Webvan founder Louis Borders is looking to snatch up the back-end technology of the failed online grocer for $2.5 million, the company says.

Greg Sandoval Former Staff writer
Greg Sandoval covers media and digital entertainment for CNET News. Based in New York, Sandoval is a former reporter for The Washington Post and the Los Angeles Times. E-mail Greg, or follow him on Twitter at @sandoCNET.
Greg Sandoval
2 min read
Webvan founder Louis Borders is looking to snatch up the back-end technology of the failed online grocer for $2.5 million, the company said Friday.

The sale of the software, which powered the company's warehouse, Web site and delivery operations, must be approved by the bankruptcy court overseeing the sale of Webvan's assets. The court plans to hold an auction to allow other potential buyers to outbid the $2.5 million offer made by Borders' company, Mercury Acquisitions.

Borders' bid is low considering how much Webvan, which filed for bankruptcy this summer, paid its programmers to create it.

When Foster City, Calif.-based Webvan was rolling in money, executives paid 100 software engineers more than $100,000 a year to power the Web supermarket's e-commerce technology, according to one former Webvan executive.

"We were practically running our own software company," the executive said. "The software they created was top-notch, but it cost the company a lot of money."

That's likely part of the reason Borders is bidding, said Allen Arthur, the former director of real estate for Webvan who is overseeing the liquidation of assets. Borders was among those who formed Webvan's business strategy, which led the company to spend almost $1 billion of investor money on automated warehouses, fleets of delivery vans, and developing software to manage its e-commerce operations.

"I think that Louis feels a certain sense of ownership," Arthur said. "Few understand what the technology can do better than he does."

Borders was not available for comment Friday.

Webvan was like many other Internet companies during the boom, spending lavishly on software programmers who wrote proprietary code for the company. But with the dot-com die-off, most companies have found it difficult to find buyers for their software and have wound up selling it at a fraction of its cost.

The failure of Webvan, which had a market value of $8.45 billion just after its initial public offering, was one of the biggest in e-commerce.

The overbid auction is scheduled for Oct. 1.

**Goal a:** Reproduce the listing lines from the one with "x-tick-label: 0 xyxy=(185,585,193,600)" to the one with "y-tick-label: −20.0 xyxy=(113,488,153,503)", both included, unchanged.

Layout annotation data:
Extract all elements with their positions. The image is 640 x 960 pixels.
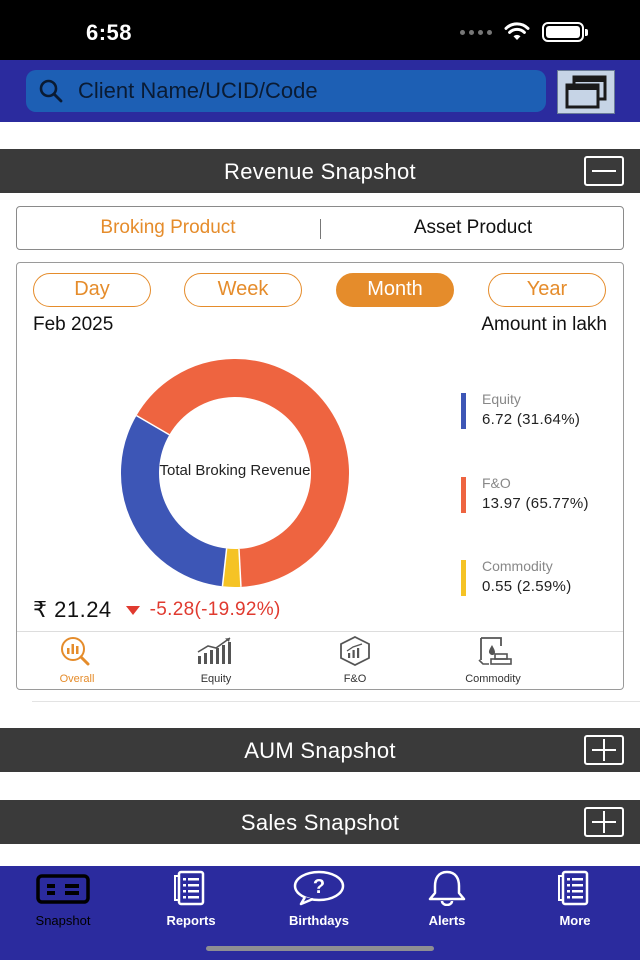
sub-tab-fno[interactable]: F&O — [295, 635, 415, 685]
tab-alerts[interactable]: Alerts — [392, 870, 502, 928]
sub-tab-overall-label: Overall — [59, 673, 95, 685]
search-icon — [39, 79, 63, 103]
svg-text:?: ? — [313, 876, 325, 898]
sub-tab-equity[interactable]: Equity — [156, 636, 276, 685]
tab-broking-product[interactable]: Broking Product — [100, 217, 236, 238]
change-value: -5.28(-19.92%) — [149, 599, 281, 620]
period-label: Feb 2025 — [33, 314, 114, 335]
donut-separator — [238, 548, 242, 587]
status-bar: 6:58 — [0, 0, 640, 60]
wifi-icon — [504, 22, 530, 40]
legend-swatch-commodity — [461, 560, 466, 596]
switch-windows-button[interactable] — [557, 70, 615, 114]
search-input[interactable] — [78, 78, 518, 104]
sub-tab-commodity-label: Commodity — [465, 673, 521, 685]
donut-slice-fno[interactable] — [136, 359, 349, 587]
bell-icon — [428, 870, 466, 907]
legend-value-fno: 13.97 (65.77%) — [482, 495, 589, 512]
revenue-snapshot-title: Revenue Snapshot — [224, 159, 416, 184]
tab-reports-label: Reports — [166, 913, 216, 928]
sub-tab-overall[interactable]: Overall — [17, 636, 137, 685]
total-row: ₹ 21.24 -5.28(-19.92%) — [33, 597, 281, 623]
tab-asset-product[interactable]: Asset Product — [413, 217, 533, 238]
sales-snapshot-header[interactable]: Sales Snapshot — [0, 800, 640, 844]
status-icons — [460, 22, 588, 42]
id-card-icon — [36, 874, 90, 904]
unit-label: Amount in lakh — [481, 314, 607, 335]
hexagon-chart-icon — [340, 635, 370, 667]
legend-value-commodity: 0.55 (2.59%) — [482, 578, 572, 595]
period-week-button[interactable]: Week — [184, 273, 302, 307]
legend-swatch-fno — [461, 477, 466, 513]
revenue-donut-chart[interactable]: Total Broking Revenue — [75, 359, 395, 589]
tab-alerts-label: Alerts — [428, 913, 466, 928]
minus-icon — [592, 170, 616, 172]
donut-slice-commodity[interactable] — [222, 548, 241, 587]
sub-tab-equity-label: Equity — [200, 673, 232, 685]
home-indicator — [206, 946, 434, 951]
search-box[interactable] — [26, 70, 546, 112]
tab-more-label: More — [559, 913, 591, 928]
period-month-button[interactable]: Month — [336, 273, 454, 307]
donut-separator — [221, 548, 228, 587]
tab-snapshot[interactable]: Snapshot — [8, 870, 118, 928]
bar-chart-trend-icon — [197, 637, 231, 664]
product-tabs: Broking Product Asset Product — [16, 206, 624, 250]
collapse-button[interactable] — [584, 156, 624, 186]
tab-more[interactable]: More — [520, 870, 630, 928]
legend-name-equity: Equity — [482, 391, 521, 407]
sales-snapshot-title: Sales Snapshot — [240, 810, 400, 835]
down-arrow-icon — [125, 605, 140, 615]
app-header — [0, 60, 640, 122]
document-list-icon — [174, 870, 205, 906]
question-bubble-icon: ? — [293, 870, 345, 906]
expand-sales-button[interactable] — [584, 807, 624, 837]
document-more-icon — [558, 870, 589, 906]
sub-tab-fno-label: F&O — [343, 673, 367, 685]
tab-snapshot-label: Snapshot — [35, 913, 91, 928]
magnify-chart-icon — [61, 637, 90, 666]
tab-birthdays-label: Birthdays — [289, 913, 349, 928]
donut-separator — [136, 414, 170, 436]
windows-icon — [565, 75, 607, 109]
battery-icon — [542, 22, 588, 42]
tab-reports[interactable]: Reports — [136, 870, 246, 928]
revenue-sub-tabs: Overall Equity F&O — [17, 631, 623, 689]
aum-snapshot-header[interactable]: AUM Snapshot — [0, 728, 640, 772]
revenue-snapshot-header[interactable]: Revenue Snapshot — [0, 149, 640, 193]
tab-birthdays[interactable]: ? Birthdays — [264, 870, 374, 928]
donut-slice-equity[interactable] — [121, 415, 228, 587]
legend-name-commodity: Commodity — [482, 558, 553, 574]
revenue-card: Day Week Month Year Feb 2025 Amount in l… — [16, 262, 624, 690]
divider — [32, 701, 640, 702]
commodity-icon — [478, 637, 512, 665]
donut-center-label: Total Broking Revenue — [160, 462, 311, 479]
legend-name-fno: F&O — [482, 475, 511, 491]
signal-dots-icon — [460, 29, 492, 35]
tab-divider — [320, 219, 321, 239]
status-time: 6:58 — [86, 20, 133, 45]
sub-tab-commodity[interactable]: Commodity — [433, 636, 553, 685]
period-year-button[interactable]: Year — [488, 273, 606, 307]
aum-snapshot-title: AUM Snapshot — [244, 738, 396, 763]
expand-aum-button[interactable] — [584, 735, 624, 765]
period-day-button[interactable]: Day — [33, 273, 151, 307]
total-amount: ₹ 21.24 — [33, 597, 112, 622]
legend-value-equity: 6.72 (31.64%) — [482, 411, 581, 428]
legend-swatch-equity — [461, 393, 466, 429]
bottom-tab-bar: Snapshot Reports ? Birthdays Alerts — [0, 866, 640, 960]
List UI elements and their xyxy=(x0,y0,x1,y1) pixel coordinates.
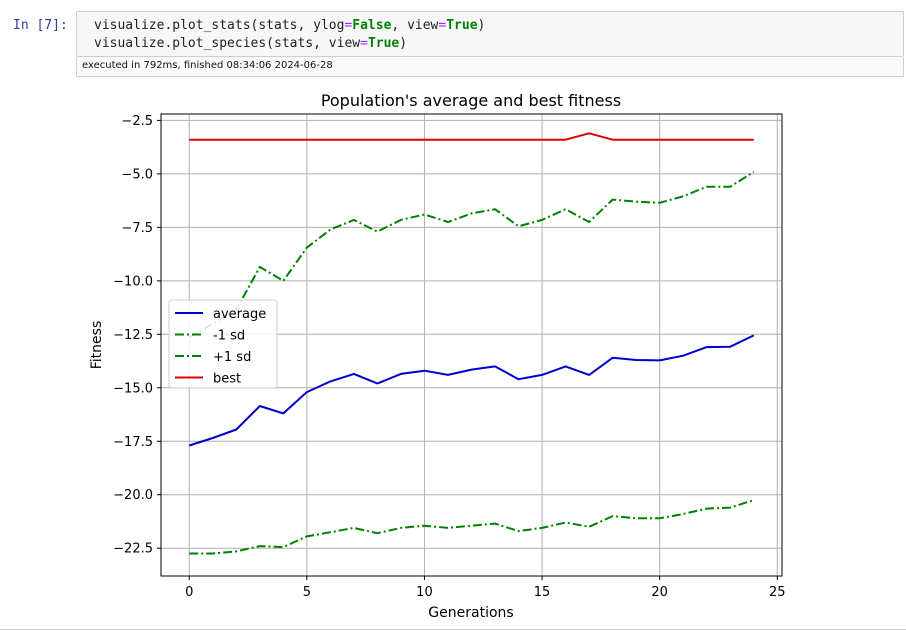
x-tick-label: 0 xyxy=(185,585,193,600)
legend-box xyxy=(168,299,278,389)
execution-status-bar: executed in 792ms, finished 08:34:06 202… xyxy=(76,57,904,77)
code-text: , view xyxy=(391,18,439,33)
y-tick-label: −17.5 xyxy=(113,435,153,450)
series-line-1-sd xyxy=(189,499,755,555)
axis-ticks: 0 5 10 15 20 25 −2.5 −5.0 −7.5 −10.0 −12.5 −15.0 −17… xyxy=(113,114,785,600)
code-operator: = xyxy=(438,18,447,33)
y-tick-label: −12.5 xyxy=(113,328,153,343)
legend-label: average xyxy=(213,307,266,322)
x-tick-label: 25 xyxy=(769,585,786,600)
y-tick-label: −15.0 xyxy=(113,381,153,396)
plot-area-frame xyxy=(160,113,783,577)
y-tick-label: −20.0 xyxy=(113,488,153,503)
code-line-plot-stats[interactable]: visualize.plot_stats(stats, ylog=False, … xyxy=(94,18,485,33)
chart-title: Population's average and best fitness xyxy=(321,91,621,110)
code-cell-input[interactable]: visualize.plot_stats(stats, ylog=False, … xyxy=(76,11,904,57)
series-line-average xyxy=(188,334,755,447)
y-tick-label: −22.5 xyxy=(113,542,153,557)
x-axis-label: Generations xyxy=(428,605,513,621)
cell-divider xyxy=(0,629,906,630)
x-tick-label: 20 xyxy=(651,585,668,600)
y-tick-label: −7.5 xyxy=(121,221,153,236)
series-line-best xyxy=(189,132,754,141)
code-text: ) xyxy=(399,36,408,51)
y-tick-label: −2.5 xyxy=(121,114,153,129)
y-axis-label: Fitness xyxy=(89,321,105,370)
code-keyword: False xyxy=(352,18,392,33)
code-text: visualize.plot_stats(stats, ylog xyxy=(94,18,345,33)
code-operator: = xyxy=(360,36,368,51)
series-line-1-sd xyxy=(188,170,755,339)
x-tick-label: 10 xyxy=(416,585,433,600)
cell-prompt: In [7]: xyxy=(13,18,68,33)
legend-label: +1 sd xyxy=(213,350,251,365)
x-tick-label: 15 xyxy=(534,585,551,600)
code-text: ) xyxy=(477,18,486,33)
grid-lines xyxy=(161,114,782,576)
execution-status-text: executed in 792ms, finished 08:34:06 202… xyxy=(82,60,333,71)
x-tick-label: 5 xyxy=(303,585,311,600)
code-keyword: True xyxy=(446,18,478,33)
legend-label: -1 sd xyxy=(213,329,245,344)
code-line-plot-species[interactable]: visualize.plot_species(stats, view=True) xyxy=(94,36,407,51)
code-operator: = xyxy=(344,18,353,33)
chart-legend: average -1 sd +1 sd best xyxy=(168,299,278,389)
code-keyword: True xyxy=(367,36,400,51)
code-text: visualize.plot_species(stats, view xyxy=(94,36,361,51)
y-tick-label: −10.0 xyxy=(113,274,153,289)
series-lines xyxy=(188,132,755,555)
legend-label: best xyxy=(213,372,241,387)
y-tick-label: −5.0 xyxy=(121,167,153,182)
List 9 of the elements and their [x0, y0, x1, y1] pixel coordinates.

**Goal b:** List each distinct dollar amount mentioned in the Webvan article.

**Solution a:**
x-tick-label: 0 xyxy=(185,585,193,600)
legend-box xyxy=(168,299,278,389)
execution-status-bar: executed in 792ms, finished 08:34:06 202… xyxy=(76,57,904,77)
code-text: , view xyxy=(391,18,439,33)
y-tick-label: −17.5 xyxy=(113,435,153,450)
series-line-1-sd xyxy=(189,499,755,555)
axis-ticks: 0 5 10 15 20 25 −2.5 −5.0 −7.5 −10.0 −12.5 −15.0 −17… xyxy=(113,114,785,600)
code-operator: = xyxy=(438,18,447,33)
y-tick-label: −12.5 xyxy=(113,328,153,343)
legend-label: average xyxy=(213,307,266,322)
x-tick-label: 25 xyxy=(769,585,786,600)
y-tick-label: −15.0 xyxy=(113,381,153,396)
plot-area-frame xyxy=(160,113,783,577)
y-tick-label: −20.0 xyxy=(113,488,153,503)

**Solution b:**
$2.5 million
$100,000
$1 billion
$8.45 billion